== Listing ==
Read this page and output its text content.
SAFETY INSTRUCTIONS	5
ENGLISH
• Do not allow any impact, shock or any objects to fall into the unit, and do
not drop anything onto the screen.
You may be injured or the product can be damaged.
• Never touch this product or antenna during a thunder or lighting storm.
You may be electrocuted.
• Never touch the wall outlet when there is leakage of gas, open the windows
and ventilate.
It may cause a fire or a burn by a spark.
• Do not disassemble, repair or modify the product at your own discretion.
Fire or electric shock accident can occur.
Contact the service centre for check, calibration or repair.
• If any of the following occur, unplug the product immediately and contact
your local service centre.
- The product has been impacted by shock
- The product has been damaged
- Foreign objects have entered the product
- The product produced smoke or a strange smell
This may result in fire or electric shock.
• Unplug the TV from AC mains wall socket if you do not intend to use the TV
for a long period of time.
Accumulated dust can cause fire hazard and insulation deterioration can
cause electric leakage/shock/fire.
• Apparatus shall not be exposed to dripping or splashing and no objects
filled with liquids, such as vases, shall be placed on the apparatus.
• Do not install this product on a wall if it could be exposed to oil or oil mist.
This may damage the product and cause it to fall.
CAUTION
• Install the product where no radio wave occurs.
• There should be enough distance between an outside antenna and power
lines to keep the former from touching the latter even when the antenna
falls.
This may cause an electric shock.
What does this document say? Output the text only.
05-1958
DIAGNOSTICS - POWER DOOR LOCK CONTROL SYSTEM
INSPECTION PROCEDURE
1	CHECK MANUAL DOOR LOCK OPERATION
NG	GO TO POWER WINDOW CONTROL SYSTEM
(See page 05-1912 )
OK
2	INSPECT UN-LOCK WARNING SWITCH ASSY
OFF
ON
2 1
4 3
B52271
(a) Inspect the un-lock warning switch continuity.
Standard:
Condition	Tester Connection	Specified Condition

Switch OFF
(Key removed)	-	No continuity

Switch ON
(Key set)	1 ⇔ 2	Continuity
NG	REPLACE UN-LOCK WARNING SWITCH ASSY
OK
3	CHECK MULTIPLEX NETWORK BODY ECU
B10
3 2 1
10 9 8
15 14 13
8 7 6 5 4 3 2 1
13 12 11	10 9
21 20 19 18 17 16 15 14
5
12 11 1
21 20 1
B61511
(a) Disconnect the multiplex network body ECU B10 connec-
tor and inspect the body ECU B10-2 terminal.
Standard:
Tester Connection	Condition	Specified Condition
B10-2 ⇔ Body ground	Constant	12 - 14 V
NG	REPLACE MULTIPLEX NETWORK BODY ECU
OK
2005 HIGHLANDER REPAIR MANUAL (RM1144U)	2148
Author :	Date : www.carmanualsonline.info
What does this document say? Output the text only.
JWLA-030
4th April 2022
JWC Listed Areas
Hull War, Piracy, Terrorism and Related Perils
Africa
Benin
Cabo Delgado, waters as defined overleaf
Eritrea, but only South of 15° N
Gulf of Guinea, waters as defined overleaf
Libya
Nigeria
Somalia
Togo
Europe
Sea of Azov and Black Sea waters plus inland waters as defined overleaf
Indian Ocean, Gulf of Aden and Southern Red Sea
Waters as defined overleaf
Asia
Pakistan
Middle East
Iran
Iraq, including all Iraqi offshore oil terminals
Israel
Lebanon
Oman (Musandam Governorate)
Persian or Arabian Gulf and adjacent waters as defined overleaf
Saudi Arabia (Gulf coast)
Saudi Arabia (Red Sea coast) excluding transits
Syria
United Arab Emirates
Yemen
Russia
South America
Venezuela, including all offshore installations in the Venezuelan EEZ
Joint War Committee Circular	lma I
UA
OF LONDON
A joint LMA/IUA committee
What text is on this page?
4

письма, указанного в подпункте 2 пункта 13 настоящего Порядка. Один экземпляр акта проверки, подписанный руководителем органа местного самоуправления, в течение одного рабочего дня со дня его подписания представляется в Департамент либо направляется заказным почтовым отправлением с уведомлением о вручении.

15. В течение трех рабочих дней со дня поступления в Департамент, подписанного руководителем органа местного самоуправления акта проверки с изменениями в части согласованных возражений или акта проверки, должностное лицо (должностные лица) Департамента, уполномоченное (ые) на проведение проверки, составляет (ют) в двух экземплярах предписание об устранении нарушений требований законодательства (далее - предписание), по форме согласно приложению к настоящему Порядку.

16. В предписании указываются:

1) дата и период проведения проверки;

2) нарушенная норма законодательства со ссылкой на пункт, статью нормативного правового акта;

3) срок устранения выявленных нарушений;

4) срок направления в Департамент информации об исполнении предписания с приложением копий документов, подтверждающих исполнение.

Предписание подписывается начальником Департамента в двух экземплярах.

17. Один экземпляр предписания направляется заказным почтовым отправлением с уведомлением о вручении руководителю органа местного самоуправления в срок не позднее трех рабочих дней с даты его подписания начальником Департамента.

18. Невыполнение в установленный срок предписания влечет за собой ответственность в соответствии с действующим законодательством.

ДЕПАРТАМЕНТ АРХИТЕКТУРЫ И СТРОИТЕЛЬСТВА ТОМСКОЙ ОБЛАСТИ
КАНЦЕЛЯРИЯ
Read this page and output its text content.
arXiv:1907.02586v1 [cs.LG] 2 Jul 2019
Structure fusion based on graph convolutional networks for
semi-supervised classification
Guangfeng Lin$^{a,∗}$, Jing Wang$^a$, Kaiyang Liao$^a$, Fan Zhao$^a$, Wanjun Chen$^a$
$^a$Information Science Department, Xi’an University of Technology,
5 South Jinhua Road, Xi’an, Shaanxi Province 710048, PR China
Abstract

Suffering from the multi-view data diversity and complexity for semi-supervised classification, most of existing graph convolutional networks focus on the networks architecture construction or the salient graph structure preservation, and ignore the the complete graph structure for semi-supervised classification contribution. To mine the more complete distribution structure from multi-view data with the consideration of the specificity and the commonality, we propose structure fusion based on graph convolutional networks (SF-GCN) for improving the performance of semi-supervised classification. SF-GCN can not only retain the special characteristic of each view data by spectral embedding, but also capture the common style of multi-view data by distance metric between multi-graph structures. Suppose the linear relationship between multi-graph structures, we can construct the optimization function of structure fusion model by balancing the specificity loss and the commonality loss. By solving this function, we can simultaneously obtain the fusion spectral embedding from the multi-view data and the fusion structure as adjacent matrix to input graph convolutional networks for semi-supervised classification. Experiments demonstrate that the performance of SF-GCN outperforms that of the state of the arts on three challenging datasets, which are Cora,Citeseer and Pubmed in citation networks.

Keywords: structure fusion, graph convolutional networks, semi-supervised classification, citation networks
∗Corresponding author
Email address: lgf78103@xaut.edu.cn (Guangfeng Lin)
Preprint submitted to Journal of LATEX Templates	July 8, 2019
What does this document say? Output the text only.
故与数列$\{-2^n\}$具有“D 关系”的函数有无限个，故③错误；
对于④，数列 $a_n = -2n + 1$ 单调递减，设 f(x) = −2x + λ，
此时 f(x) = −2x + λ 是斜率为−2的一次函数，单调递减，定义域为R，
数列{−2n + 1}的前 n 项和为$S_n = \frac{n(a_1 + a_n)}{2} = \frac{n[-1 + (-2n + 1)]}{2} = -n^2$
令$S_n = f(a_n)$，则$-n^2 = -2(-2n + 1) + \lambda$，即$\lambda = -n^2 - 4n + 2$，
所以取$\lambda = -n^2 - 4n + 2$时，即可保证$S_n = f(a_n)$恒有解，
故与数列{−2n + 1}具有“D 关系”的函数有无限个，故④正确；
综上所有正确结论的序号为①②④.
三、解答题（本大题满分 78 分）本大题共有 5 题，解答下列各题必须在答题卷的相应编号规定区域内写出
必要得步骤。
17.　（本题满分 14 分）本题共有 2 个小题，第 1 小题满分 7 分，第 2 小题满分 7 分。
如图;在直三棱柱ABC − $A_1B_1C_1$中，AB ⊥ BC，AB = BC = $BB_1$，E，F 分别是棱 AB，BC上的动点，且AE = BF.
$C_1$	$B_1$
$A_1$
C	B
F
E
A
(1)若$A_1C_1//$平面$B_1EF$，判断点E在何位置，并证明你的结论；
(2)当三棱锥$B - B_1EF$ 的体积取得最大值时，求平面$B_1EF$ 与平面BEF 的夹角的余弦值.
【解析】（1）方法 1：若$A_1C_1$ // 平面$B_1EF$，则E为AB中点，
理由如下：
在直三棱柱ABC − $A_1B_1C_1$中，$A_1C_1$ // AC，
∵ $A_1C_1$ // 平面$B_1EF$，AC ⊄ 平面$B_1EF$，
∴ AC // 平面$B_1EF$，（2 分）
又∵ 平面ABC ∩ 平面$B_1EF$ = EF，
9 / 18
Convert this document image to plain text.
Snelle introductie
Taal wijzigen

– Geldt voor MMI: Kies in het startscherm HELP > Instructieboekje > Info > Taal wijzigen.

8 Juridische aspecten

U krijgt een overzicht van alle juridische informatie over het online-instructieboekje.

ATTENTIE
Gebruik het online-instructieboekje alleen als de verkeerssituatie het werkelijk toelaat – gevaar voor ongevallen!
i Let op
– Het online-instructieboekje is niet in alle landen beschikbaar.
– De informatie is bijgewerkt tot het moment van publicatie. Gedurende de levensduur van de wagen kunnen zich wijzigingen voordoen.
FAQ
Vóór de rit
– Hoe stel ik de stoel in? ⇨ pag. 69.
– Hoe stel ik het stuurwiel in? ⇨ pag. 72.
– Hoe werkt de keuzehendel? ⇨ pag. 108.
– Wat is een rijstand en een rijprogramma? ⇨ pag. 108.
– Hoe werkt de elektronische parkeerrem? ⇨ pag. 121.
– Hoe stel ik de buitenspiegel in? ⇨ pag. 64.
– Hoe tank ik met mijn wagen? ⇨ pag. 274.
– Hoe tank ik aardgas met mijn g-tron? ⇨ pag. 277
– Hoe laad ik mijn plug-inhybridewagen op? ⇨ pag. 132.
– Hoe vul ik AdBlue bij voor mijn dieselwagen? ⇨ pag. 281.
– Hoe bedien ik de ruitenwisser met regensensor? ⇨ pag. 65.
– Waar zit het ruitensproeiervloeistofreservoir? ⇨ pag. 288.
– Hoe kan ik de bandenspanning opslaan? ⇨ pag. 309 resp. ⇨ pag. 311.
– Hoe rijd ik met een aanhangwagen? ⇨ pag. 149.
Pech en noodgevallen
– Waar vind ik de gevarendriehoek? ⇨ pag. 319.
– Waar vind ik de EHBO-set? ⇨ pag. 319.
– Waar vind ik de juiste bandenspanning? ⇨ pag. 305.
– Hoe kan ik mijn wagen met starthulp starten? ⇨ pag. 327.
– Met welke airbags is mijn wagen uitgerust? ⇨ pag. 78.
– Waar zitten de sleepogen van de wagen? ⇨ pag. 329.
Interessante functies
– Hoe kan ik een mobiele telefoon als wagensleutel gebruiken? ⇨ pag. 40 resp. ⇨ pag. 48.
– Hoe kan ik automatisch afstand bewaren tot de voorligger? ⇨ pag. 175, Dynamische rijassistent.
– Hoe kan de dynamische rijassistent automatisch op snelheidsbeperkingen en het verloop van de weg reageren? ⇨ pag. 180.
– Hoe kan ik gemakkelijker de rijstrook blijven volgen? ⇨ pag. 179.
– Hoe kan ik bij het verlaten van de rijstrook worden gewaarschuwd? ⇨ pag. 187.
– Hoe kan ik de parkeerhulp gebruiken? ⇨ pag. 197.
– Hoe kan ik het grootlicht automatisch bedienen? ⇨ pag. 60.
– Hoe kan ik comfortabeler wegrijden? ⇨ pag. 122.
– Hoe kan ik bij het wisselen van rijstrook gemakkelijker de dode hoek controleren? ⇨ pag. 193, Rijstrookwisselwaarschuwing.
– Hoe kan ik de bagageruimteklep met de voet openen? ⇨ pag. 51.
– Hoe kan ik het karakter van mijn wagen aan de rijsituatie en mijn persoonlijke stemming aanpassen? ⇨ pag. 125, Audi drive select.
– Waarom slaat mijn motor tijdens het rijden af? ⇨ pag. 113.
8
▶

== Task details ==
Identify every line where the string "mijn" appears.

== Written solution ==
– Hoe tank ik met mijn wagen? ⇨ pag. 274.
– Hoe tank ik aardgas met mijn g-tron? ⇨ pag. 277
– Hoe laad ik mijn plug-inhybridewagen op? ⇨ pag. 132.
– Hoe vul ik AdBlue bij voor mijn dieselwagen? ⇨ pag. 281.
– Hoe kan ik mijn wagen met starthulp starten? ⇨ pag. 327.
– Met welke airbags is mijn wagen uitgerust? ⇨ pag. 78.
– Hoe kan ik het karakter van mijn wagen aan de rijsituatie en mijn persoonlijke stemming aanpassen? ⇨ pag. 125, Audi drive select.
– Waarom slaat mijn motor tijdens het rijden af? ⇨ pag. 113.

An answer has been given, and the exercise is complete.